#### Goal:
Return a copy of each line that holds the string "JSON".

#### Task inputs:
──────
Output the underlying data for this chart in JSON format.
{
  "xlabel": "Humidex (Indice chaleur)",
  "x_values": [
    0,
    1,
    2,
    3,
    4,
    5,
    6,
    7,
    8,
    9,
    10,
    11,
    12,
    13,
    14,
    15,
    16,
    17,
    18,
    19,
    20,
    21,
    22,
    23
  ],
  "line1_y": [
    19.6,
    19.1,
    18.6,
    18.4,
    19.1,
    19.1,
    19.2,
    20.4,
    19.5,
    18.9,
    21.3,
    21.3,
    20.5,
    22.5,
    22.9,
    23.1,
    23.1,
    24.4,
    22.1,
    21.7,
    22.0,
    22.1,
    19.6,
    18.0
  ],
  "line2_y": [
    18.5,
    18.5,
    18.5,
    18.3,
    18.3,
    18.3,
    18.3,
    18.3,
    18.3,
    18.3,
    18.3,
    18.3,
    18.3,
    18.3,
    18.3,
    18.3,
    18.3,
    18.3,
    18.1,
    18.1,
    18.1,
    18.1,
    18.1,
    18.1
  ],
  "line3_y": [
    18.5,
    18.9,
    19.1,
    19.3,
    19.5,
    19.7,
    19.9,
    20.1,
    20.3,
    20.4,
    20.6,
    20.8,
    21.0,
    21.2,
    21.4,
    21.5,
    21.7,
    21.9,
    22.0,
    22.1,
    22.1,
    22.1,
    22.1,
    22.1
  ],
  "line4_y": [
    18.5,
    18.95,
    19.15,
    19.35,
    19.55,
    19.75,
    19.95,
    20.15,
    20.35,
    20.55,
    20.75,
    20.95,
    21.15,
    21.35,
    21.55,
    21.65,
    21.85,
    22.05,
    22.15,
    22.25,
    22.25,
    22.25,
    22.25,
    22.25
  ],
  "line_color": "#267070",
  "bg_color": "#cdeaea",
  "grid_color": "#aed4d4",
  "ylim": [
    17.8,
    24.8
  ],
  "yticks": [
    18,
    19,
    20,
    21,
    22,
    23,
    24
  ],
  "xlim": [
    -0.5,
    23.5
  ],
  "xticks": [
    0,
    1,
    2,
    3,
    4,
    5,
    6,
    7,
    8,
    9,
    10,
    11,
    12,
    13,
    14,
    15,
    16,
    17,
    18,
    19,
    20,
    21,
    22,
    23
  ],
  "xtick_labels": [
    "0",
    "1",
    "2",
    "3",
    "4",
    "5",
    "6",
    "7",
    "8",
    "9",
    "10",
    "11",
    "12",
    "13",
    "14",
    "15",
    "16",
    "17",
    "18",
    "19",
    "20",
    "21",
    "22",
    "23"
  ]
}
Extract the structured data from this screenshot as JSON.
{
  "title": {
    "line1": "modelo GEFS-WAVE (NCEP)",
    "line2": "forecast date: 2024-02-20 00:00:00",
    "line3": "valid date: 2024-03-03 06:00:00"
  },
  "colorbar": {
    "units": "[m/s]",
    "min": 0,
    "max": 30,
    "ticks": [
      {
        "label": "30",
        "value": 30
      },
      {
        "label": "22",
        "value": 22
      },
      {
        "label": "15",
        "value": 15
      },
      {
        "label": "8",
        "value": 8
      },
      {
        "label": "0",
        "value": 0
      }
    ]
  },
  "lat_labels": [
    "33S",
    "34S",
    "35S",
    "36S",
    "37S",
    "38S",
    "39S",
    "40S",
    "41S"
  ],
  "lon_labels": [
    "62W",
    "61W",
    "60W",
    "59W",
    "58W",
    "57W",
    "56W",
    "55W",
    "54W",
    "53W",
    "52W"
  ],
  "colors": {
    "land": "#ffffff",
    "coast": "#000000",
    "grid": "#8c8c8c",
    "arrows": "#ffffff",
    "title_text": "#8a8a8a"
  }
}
──────
#### Answer to the exercise:
Output the underlying data for this chart in JSON format.
Extract the structured data from this screenshot as JSON.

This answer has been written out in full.